EXERCISE DETAILS:
Format the data, from its first line through the line with "- staticText: Screen edges: [80, 346, 146, 360]", as a JSON list of strings with one string per line and no blank lines.

MATERIAL FOR THIS TASK:
[start]
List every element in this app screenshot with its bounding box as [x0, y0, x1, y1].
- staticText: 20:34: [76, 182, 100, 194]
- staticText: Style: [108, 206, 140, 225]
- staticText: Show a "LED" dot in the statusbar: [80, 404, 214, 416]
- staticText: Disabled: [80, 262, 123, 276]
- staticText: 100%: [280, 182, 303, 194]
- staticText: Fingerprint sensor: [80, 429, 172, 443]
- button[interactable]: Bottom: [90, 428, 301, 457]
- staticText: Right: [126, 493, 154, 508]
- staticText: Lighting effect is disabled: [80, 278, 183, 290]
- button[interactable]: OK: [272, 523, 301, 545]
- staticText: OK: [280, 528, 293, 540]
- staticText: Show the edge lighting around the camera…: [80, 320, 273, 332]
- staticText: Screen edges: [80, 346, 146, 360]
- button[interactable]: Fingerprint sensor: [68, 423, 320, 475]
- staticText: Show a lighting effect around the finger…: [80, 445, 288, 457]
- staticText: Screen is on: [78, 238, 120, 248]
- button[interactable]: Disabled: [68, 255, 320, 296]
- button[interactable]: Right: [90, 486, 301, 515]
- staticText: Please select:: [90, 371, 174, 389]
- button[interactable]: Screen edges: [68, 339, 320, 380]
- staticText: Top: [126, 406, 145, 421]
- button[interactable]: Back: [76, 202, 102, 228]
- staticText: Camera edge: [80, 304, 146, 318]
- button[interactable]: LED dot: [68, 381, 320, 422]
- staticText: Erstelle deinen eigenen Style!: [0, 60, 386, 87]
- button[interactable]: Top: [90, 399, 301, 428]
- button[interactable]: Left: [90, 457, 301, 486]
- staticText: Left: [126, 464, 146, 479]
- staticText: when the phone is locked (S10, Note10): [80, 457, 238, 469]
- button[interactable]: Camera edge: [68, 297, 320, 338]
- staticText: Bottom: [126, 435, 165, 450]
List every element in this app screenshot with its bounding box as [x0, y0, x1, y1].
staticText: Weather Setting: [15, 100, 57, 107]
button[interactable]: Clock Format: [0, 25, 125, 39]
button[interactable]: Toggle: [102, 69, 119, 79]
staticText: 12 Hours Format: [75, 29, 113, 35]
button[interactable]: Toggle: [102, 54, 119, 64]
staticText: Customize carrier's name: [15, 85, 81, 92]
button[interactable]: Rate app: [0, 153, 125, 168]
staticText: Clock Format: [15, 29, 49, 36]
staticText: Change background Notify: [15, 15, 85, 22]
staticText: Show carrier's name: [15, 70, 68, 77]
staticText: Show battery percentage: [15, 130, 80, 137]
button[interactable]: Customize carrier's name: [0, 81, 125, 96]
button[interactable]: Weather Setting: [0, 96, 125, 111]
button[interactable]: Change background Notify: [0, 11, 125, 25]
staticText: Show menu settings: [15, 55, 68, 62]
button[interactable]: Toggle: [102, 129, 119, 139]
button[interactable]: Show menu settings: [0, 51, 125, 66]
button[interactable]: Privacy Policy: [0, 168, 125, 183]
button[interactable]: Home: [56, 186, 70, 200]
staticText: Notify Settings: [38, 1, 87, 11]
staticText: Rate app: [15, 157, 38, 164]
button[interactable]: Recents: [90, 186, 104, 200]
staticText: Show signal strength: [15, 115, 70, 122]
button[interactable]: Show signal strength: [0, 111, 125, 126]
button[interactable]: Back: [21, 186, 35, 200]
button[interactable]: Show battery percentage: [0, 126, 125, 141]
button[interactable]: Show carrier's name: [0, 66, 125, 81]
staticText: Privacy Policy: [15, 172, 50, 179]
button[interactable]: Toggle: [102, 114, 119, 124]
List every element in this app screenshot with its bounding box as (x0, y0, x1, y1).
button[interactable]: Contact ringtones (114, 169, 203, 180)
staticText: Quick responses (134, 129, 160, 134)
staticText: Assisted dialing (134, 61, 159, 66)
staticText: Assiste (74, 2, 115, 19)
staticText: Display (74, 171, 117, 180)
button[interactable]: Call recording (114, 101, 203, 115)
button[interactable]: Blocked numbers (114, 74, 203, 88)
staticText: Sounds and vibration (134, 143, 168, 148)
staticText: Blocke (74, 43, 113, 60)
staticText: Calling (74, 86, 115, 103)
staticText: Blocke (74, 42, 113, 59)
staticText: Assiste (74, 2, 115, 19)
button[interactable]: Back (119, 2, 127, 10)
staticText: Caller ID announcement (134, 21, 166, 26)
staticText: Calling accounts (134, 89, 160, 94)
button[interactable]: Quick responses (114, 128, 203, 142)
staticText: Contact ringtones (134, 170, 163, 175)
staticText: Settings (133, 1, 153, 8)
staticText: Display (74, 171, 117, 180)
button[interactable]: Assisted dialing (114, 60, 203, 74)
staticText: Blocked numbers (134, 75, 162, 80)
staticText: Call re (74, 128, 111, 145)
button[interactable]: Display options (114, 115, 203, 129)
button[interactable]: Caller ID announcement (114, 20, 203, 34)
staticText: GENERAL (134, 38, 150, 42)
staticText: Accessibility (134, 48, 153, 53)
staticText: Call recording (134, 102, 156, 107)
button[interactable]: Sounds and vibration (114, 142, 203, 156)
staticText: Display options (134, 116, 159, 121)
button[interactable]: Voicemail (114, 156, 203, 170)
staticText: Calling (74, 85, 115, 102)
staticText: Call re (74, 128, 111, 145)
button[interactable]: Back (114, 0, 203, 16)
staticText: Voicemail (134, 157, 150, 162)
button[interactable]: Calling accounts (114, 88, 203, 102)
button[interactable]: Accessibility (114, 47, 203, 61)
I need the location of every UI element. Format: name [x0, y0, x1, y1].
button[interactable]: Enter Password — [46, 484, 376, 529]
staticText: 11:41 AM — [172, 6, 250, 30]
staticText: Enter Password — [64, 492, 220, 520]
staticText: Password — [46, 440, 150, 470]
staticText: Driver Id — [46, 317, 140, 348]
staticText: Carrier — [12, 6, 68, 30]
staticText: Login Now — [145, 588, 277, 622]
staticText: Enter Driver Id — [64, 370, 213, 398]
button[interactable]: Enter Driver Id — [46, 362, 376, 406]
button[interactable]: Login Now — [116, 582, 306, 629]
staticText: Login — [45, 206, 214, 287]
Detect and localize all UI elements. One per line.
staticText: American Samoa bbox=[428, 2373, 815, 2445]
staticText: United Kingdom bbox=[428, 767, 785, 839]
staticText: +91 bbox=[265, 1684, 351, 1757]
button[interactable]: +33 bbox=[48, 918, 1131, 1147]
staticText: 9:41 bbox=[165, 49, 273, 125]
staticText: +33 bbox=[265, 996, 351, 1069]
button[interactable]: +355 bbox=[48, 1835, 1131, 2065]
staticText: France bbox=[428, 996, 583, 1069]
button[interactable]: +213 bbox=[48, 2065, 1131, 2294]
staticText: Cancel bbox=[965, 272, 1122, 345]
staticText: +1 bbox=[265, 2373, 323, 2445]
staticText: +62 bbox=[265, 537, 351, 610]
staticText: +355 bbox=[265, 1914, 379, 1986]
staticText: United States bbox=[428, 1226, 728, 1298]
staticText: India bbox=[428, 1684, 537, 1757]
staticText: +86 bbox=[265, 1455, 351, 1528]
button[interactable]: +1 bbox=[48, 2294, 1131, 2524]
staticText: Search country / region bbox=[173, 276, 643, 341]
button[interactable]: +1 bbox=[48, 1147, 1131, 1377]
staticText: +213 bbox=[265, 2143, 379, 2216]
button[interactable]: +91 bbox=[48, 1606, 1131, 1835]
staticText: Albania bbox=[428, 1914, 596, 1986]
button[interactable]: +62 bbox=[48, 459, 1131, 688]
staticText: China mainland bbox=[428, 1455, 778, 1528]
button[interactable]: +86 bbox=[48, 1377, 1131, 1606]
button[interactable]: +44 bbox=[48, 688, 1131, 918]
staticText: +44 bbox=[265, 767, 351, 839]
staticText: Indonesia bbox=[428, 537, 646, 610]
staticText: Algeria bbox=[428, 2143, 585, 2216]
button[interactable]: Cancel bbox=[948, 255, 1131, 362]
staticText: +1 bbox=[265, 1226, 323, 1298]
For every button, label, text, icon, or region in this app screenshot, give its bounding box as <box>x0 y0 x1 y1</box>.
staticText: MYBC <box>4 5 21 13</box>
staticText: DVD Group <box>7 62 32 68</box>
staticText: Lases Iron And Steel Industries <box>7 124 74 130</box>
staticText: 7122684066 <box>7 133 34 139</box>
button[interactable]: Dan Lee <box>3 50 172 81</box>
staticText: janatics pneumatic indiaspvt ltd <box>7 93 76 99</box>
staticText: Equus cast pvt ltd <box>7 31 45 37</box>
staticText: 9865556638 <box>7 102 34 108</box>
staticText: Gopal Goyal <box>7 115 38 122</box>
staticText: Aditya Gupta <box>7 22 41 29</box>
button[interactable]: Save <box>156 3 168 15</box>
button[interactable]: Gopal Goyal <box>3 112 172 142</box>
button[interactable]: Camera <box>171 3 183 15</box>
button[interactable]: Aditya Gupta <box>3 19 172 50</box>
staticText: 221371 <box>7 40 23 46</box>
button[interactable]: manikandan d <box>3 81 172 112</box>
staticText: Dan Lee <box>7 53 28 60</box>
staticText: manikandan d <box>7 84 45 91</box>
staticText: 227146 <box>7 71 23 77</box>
[end]
OUTPUT OF THE TASK:
[
  "List every element in this app screenshot with its bounding box as [x0, y0, x1, y1].",
  "- staticText: 20:34: [76, 182, 100, 194]",
  "- staticText: Style: [108, 206, 140, 225]",
  "- staticText: Show a \"LED\" dot in the statusbar: [80, 404, 214, 416]",
  "- staticText: Disabled: [80, 262, 123, 276]",
  "- staticText: 100%: [280, 182, 303, 194]",
  "- staticText: Fingerprint sensor: [80, 429, 172, 443]",
  "- button[interactable]: Bottom: [90, 428, 301, 457]",
  "- staticText: Right: [126, 493, 154, 508]",
  "- staticText: Lighting effect is disabled: [80, 278, 183, 290]",
  "- button[interactable]: OK: [272, 523, 301, 545]",
  "- staticText: OK: [280, 528, 293, 540]",
  "- staticText: Show the edge lighting around the camera…: [80, 320, 273, 332]",
  "- staticText: Screen edges: [80, 346, 146, 360]"
]